Short exercise: Exactly reproduce each record listed below.
— Start Data shown —
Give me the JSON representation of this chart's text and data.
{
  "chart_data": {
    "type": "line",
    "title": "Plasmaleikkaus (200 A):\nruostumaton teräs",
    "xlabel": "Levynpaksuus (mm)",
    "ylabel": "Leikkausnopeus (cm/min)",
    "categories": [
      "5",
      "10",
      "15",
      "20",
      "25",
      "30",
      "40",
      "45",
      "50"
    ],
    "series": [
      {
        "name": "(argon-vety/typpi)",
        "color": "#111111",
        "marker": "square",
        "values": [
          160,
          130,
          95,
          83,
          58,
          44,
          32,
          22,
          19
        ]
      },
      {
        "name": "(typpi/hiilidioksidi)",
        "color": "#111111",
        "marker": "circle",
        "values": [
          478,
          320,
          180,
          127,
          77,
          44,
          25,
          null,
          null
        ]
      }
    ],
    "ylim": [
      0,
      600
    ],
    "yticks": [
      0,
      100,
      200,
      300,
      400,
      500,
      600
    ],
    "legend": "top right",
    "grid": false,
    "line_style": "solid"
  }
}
— End Data shown —
Response:
Give me the JSON representation of this chart's text and data.
{
  "chart_data": {
    "type": "line",
    "title": "Plasmaleikkaus (200 A):\nruostumaton teräs",
    "xlabel": "Levynpaksuus (mm)",
    "ylabel": "Leikkausnopeus (cm/min)",
    "categories": [
      "5",
      "10",
      "15",
      "20",
      "25",
      "30",
      "40",
      "45",
      "50"
    ],
    "series": [
      {
        "name": "(argon-vety/typpi)",
        "color": "#111111",
        "marker": "square",
        "values": [
          160,
          130,
          95,
          83,
          58,
          44,
          32,
          22,
          19
        ]
      },
      {
        "name": "(typpi/hiilidioksidi)",
        "color": "#111111",
        "marker": "circle",
        "values": [
          478,
          320,
          180,
          127,
          77,
          44,
          25,
          null,
          null
        ]
      }
    ],
    "ylim": [
      0,
      600
    ],
    "yticks": [
      0,
      100,
      200,
      300,
      400,
      500,
      600
    ],
    "legend": "top right",
    "grid": false,
    "line_style": "solid"
  }
}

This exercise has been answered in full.